[Stored records]

═══

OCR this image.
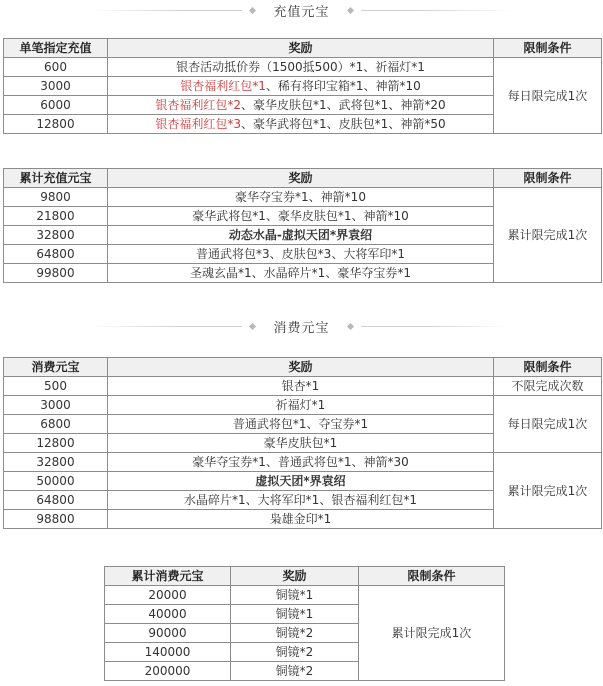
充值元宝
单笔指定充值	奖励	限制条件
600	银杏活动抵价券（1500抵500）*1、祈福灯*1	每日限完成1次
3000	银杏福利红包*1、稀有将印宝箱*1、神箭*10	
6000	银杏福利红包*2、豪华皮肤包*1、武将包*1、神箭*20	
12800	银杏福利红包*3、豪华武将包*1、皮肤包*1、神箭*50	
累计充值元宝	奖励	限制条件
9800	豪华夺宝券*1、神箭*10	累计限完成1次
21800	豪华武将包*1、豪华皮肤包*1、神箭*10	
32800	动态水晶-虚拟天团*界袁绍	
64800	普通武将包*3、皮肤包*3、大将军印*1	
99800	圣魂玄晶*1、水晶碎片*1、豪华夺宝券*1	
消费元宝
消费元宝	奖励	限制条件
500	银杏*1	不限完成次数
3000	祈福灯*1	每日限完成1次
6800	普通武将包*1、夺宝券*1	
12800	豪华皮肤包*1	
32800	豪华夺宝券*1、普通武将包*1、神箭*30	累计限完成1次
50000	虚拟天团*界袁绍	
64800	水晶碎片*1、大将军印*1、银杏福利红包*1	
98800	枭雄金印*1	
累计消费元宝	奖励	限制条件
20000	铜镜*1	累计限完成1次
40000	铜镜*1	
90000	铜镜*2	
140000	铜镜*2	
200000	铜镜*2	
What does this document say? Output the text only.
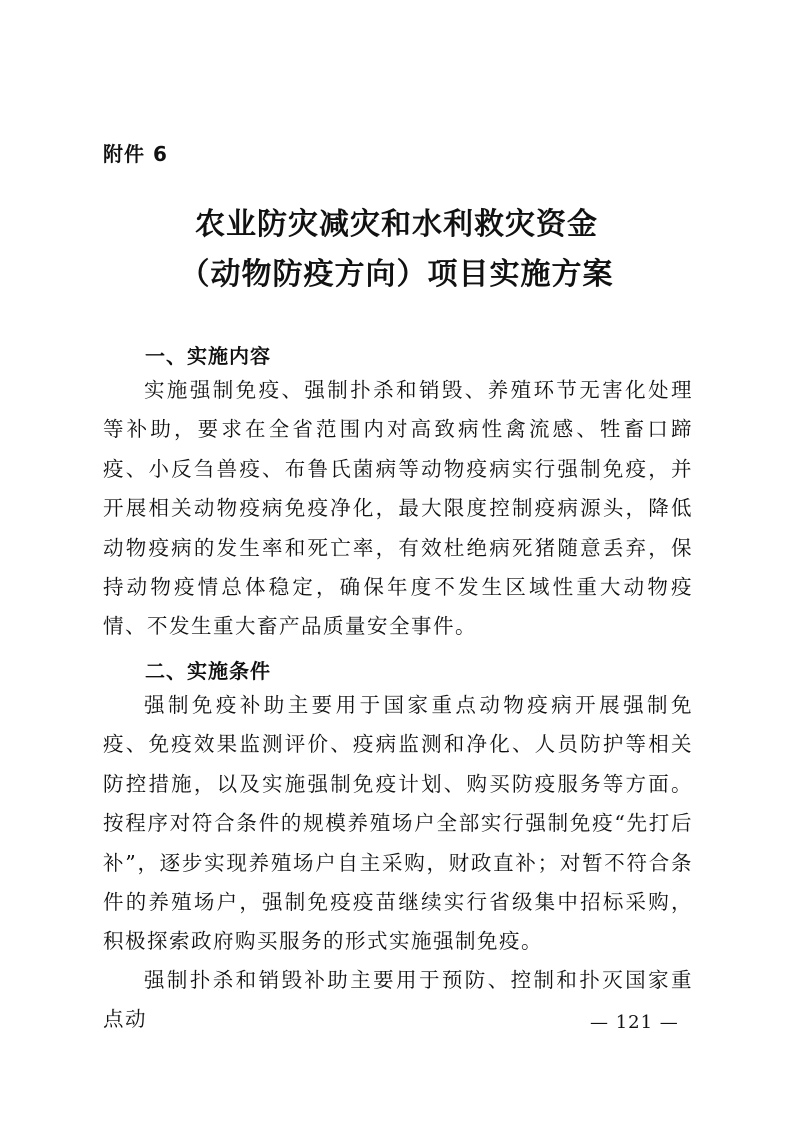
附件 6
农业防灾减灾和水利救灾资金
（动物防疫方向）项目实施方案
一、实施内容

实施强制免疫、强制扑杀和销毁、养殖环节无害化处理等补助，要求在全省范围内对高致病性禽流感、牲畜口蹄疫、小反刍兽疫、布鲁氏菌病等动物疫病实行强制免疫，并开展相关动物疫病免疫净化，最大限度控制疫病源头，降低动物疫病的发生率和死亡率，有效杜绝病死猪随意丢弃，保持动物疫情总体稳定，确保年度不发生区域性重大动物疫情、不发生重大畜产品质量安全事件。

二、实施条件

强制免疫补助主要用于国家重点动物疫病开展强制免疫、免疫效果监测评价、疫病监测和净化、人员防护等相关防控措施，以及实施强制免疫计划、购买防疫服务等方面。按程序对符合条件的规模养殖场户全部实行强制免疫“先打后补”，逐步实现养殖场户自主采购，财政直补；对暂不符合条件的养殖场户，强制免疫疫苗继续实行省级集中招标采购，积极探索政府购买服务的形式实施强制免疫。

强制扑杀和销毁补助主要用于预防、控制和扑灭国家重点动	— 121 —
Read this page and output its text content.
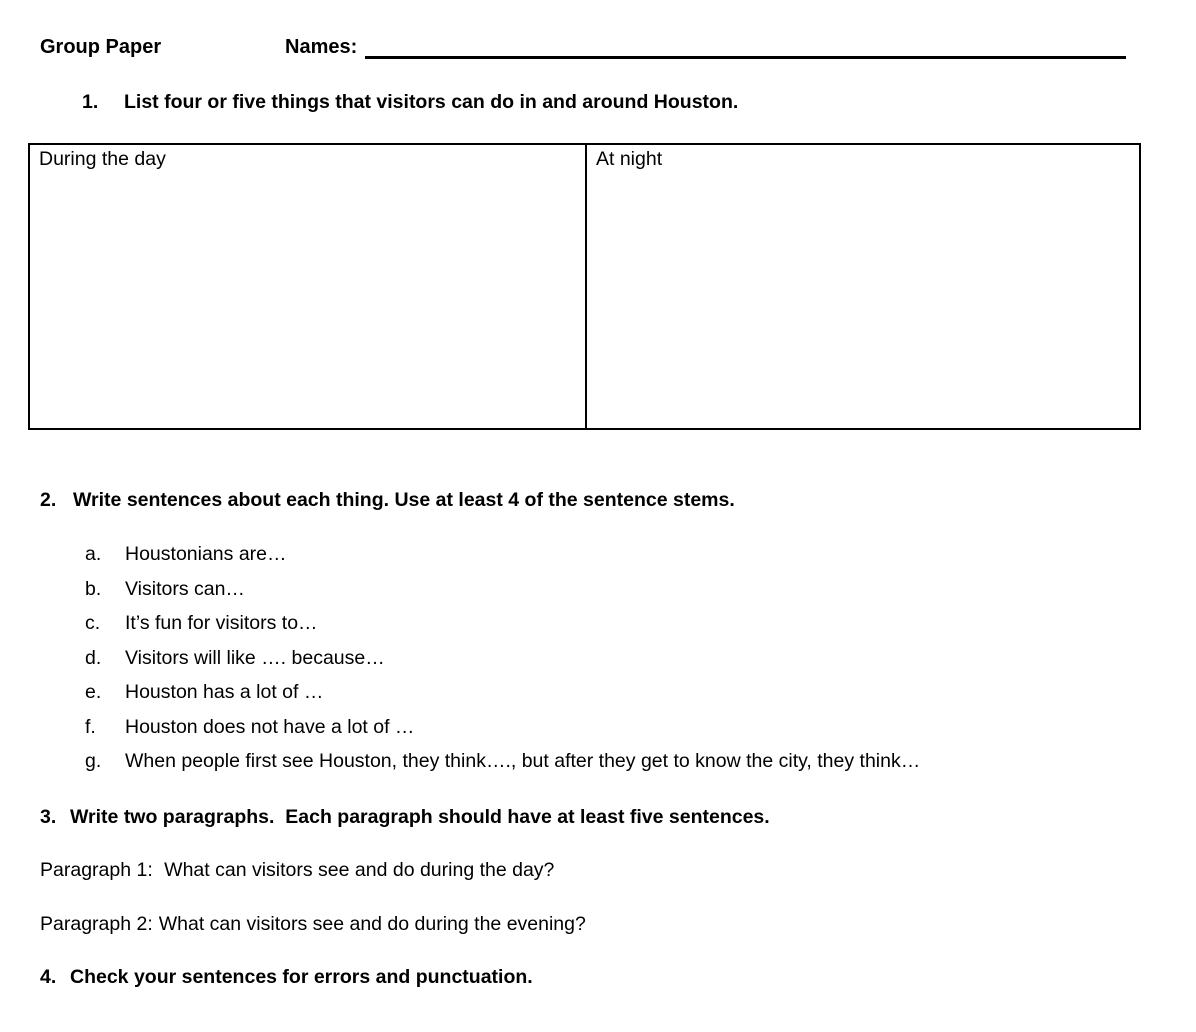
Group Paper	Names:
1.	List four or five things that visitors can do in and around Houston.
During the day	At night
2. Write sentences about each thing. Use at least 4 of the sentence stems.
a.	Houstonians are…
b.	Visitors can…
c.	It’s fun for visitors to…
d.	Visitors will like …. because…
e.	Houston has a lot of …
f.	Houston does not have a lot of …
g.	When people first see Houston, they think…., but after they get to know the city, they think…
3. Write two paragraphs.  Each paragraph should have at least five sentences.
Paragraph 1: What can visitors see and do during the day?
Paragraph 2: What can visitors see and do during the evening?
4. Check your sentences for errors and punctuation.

═══

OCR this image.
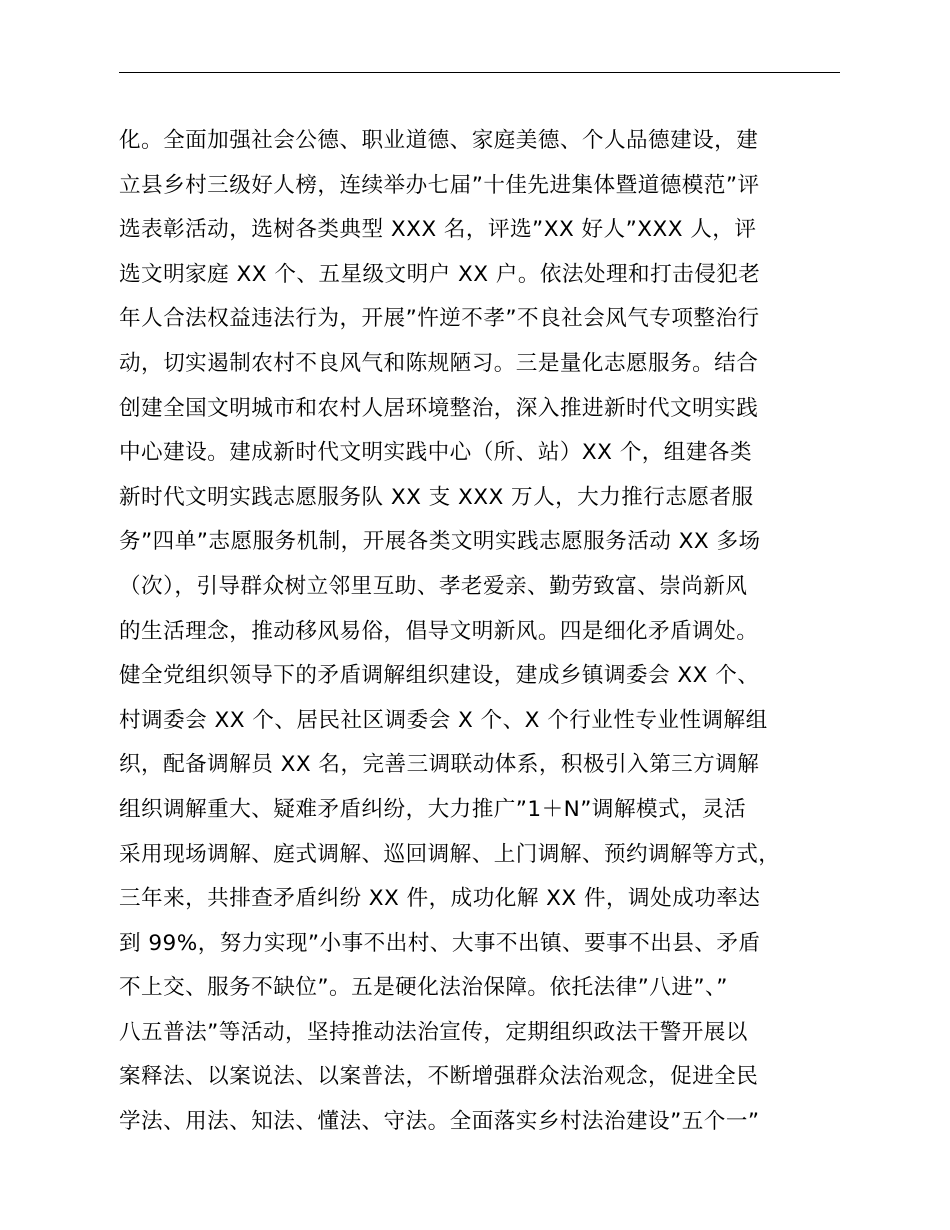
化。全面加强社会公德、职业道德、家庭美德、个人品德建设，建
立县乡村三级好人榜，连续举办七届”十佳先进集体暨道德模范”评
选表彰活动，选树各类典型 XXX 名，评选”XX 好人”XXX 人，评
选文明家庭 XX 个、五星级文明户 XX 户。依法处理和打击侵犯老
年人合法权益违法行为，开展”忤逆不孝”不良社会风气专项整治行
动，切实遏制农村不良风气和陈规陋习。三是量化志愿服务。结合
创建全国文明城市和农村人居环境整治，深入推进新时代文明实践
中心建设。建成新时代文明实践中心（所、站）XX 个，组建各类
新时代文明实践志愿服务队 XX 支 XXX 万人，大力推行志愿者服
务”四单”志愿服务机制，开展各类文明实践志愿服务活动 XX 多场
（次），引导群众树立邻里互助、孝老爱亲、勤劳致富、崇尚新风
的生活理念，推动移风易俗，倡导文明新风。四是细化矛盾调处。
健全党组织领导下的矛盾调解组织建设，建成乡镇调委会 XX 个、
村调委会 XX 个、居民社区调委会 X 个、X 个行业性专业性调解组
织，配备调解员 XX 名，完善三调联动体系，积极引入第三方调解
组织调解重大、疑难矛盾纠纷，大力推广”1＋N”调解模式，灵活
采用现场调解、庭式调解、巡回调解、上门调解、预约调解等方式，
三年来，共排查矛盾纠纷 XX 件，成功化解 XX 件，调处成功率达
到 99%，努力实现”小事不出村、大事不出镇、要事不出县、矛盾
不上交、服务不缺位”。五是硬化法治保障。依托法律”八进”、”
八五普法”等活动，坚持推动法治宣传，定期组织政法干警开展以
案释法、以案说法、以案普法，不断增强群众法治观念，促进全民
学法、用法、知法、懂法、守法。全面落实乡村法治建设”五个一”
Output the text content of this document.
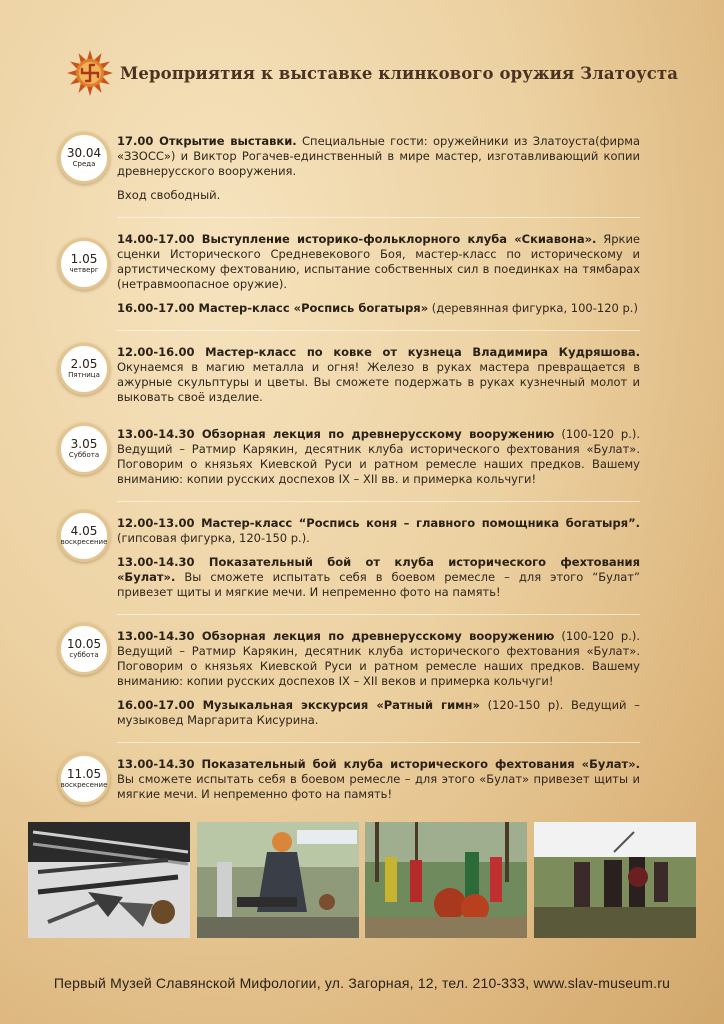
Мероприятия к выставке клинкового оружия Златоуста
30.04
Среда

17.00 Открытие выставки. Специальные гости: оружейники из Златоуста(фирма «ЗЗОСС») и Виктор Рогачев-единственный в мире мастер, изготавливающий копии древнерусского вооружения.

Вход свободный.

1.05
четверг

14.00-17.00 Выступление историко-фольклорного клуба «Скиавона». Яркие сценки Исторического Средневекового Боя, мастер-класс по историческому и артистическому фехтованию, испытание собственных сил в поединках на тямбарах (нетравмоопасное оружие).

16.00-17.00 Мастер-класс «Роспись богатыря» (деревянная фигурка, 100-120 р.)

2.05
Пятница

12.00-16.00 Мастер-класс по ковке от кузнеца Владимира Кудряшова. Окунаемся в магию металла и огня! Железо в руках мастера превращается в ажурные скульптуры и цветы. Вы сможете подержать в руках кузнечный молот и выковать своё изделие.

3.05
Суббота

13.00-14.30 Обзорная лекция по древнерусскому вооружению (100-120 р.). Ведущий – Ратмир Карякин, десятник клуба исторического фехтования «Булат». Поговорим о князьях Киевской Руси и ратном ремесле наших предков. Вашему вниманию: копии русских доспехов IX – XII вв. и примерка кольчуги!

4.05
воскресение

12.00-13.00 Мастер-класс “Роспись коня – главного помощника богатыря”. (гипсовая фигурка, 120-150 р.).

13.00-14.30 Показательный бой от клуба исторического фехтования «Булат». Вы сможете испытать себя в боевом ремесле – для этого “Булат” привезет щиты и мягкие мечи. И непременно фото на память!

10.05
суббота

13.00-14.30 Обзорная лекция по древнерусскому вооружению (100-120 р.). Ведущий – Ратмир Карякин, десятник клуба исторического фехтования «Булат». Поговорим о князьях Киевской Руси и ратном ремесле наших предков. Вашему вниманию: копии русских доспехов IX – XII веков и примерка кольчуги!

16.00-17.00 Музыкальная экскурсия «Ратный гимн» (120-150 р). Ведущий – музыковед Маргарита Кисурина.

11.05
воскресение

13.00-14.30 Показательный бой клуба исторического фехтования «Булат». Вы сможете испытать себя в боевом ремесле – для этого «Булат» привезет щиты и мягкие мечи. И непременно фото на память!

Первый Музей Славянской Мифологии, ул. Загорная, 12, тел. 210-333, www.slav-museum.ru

═══

To be done: From the material, report only how many lines include the word "What".

Written solution: 3